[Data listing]
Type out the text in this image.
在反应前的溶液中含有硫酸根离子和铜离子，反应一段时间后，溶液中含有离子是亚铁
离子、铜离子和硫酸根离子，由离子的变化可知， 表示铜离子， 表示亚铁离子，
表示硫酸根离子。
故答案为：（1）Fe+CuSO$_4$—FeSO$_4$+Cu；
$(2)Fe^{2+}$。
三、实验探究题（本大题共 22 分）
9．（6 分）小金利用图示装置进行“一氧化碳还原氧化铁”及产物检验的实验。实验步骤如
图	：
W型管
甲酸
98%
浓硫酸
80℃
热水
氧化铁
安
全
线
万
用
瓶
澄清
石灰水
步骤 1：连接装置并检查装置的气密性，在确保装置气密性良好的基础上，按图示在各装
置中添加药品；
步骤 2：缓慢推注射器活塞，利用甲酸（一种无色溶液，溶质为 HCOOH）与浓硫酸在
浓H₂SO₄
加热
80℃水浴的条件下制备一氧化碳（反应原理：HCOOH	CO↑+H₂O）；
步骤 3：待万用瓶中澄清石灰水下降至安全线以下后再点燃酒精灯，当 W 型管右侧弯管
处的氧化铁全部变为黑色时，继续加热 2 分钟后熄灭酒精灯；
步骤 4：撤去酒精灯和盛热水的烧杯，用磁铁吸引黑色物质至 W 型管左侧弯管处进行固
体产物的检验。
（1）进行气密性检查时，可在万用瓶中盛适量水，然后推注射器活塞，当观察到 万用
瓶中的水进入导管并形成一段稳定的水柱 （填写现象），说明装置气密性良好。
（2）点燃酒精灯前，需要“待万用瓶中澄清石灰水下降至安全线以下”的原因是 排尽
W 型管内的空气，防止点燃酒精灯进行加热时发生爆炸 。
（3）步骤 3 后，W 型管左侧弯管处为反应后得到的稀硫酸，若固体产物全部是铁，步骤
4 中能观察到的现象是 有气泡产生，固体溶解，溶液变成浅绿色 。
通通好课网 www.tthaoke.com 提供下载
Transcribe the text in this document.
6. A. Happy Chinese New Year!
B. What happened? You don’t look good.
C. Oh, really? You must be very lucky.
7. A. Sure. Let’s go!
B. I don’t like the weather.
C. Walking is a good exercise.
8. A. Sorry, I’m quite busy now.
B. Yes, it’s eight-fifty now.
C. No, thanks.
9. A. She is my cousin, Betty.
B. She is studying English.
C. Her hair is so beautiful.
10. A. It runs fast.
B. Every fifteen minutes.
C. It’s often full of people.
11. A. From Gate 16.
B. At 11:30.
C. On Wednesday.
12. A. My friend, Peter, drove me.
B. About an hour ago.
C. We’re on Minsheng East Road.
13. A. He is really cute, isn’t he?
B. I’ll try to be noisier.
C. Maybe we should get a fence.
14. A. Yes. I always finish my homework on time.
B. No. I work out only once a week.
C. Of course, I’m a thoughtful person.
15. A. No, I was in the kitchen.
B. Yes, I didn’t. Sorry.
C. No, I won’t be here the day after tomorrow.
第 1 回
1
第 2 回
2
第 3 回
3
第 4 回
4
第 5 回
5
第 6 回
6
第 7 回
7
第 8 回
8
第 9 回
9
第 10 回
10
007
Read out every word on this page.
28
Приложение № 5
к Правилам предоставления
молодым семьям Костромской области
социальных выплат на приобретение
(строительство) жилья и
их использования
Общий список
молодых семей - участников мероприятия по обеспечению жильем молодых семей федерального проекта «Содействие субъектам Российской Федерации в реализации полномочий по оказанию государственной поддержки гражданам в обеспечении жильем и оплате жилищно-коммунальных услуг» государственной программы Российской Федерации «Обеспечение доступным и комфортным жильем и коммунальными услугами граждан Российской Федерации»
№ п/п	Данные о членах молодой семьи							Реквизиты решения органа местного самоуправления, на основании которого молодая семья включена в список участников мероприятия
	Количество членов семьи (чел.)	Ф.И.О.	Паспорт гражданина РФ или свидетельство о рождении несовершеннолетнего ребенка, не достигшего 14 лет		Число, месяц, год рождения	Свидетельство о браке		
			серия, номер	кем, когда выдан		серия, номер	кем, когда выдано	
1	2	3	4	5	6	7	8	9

Exercise instructions ->
Copy all of the data exactly.

Task response ->
Type out the text in this image.
在反应前的溶液中含有硫酸根离子和铜离子，反应一段时间后，溶液中含有离子是亚铁
离子、铜离子和硫酸根离子，由离子的变化可知， 表示铜离子， 表示亚铁离子，
表示硫酸根离子。
故答案为：（1）Fe+CuSO$_4$—FeSO$_4$+Cu；
$(2)Fe^{2+}$。
三、实验探究题（本大题共 22 分）
9．（6 分）小金利用图示装置进行“一氧化碳还原氧化铁”及产物检验的实验。实验步骤如
图	：
W型管
甲酸
98%
浓硫酸
80℃
热水
氧化铁
安
全
线
万
用
瓶
澄清
石灰水
步骤 1：连接装置并检查装置的气密性，在确保装置气密性良好的基础上，按图示在各装
置中添加药品；
步骤 2：缓慢推注射器活塞，利用甲酸（一种无色溶液，溶质为 HCOOH）与浓硫酸在
浓H₂SO₄
加热
80℃水浴的条件下制备一氧化碳（反应原理：HCOOH	CO↑+H₂O）；
步骤 3：待万用瓶中澄清石灰水下降至安全线以下后再点燃酒精灯，当 W 型管右侧弯管
处的氧化铁全部变为黑色时，继续加热 2 分钟后熄灭酒精灯；
步骤 4：撤去酒精灯和盛热水的烧杯，用磁铁吸引黑色物质至 W 型管左侧弯管处进行固
体产物的检验。
（1）进行气密性检查时，可在万用瓶中盛适量水，然后推注射器活塞，当观察到 万用
瓶中的水进入导管并形成一段稳定的水柱 （填写现象），说明装置气密性良好。
（2）点燃酒精灯前，需要“待万用瓶中澄清石灰水下降至安全线以下”的原因是 排尽
W 型管内的空气，防止点燃酒精灯进行加热时发生爆炸 。
（3）步骤 3 后，W 型管左侧弯管处为反应后得到的稀硫酸，若固体产物全部是铁，步骤
4 中能观察到的现象是 有气泡产生，固体溶解，溶液变成浅绿色 。
通通好课网 www.tthaoke.com 提供下载
Transcribe the text in this document.
6. A. Happy Chinese New Year!
B. What happened? You don’t look good.
C. Oh, really? You must be very lucky.
7. A. Sure. Let’s go!
B. I don’t like the weather.
C. Walking is a good exercise.
8. A. Sorry, I’m quite busy now.
B. Yes, it’s eight-fifty now.
C. No, thanks.
9. A. She is my cousin, Betty.
B. She is studying English.
C. Her hair is so beautiful.
10. A. It runs fast.
B. Every fifteen minutes.
C. It’s often full of people.
11. A. From Gate 16.
B. At 11:30.
C. On Wednesday.
12. A. My friend, Peter, drove me.
B. About an hour ago.
C. We’re on Minsheng East Road.
13. A. He is really cute, isn’t he?
B. I’ll try to be noisier.
C. Maybe we should get a fence.
14. A. Yes. I always finish my homework on time.
B. No. I work out only once a week.
C. Of course, I’m a thoughtful person.
15. A. No, I was in the kitchen.
B. Yes, I didn’t. Sorry.
C. No, I won’t be here the day after tomorrow.
第 1 回
1
第 2 回
2
第 3 回
3
第 4 回
4
第 5 回
5
第 6 回
6
第 7 回
7
第 8 回
8
第 9 回
9
第 10 回
10
007
Read out every word on this page.
28
Приложение № 5
к Правилам предоставления
молодым семьям Костромской области
социальных выплат на приобретение
(строительство) жилья и
их использования
Общий список
молодых семей - участников мероприятия по обеспечению жильем молодых семей федерального проекта «Содействие субъектам Российской Федерации в реализации полномочий по оказанию государственной поддержки гражданам в обеспечении жильем и оплате жилищно-коммунальных услуг» государственной программы Российской Федерации «Обеспечение доступным и комфортным жильем и коммунальными услугами граждан Российской Федерации»
№ п/п	Данные о членах молодой семьи							Реквизиты решения органа местного самоуправления, на основании которого молодая семья включена в список участников мероприятия
	Количество членов семьи (чел.)	Ф.И.О.	Паспорт гражданина РФ или свидетельство о рождении несовершеннолетнего ребенка, не достигшего 14 лет		Число, месяц, год рождения	Свидетельство о браке		
			серия, номер	кем, когда выдан		серия, номер	кем, когда выдано	
1	2	3	4	5	6	7	8	9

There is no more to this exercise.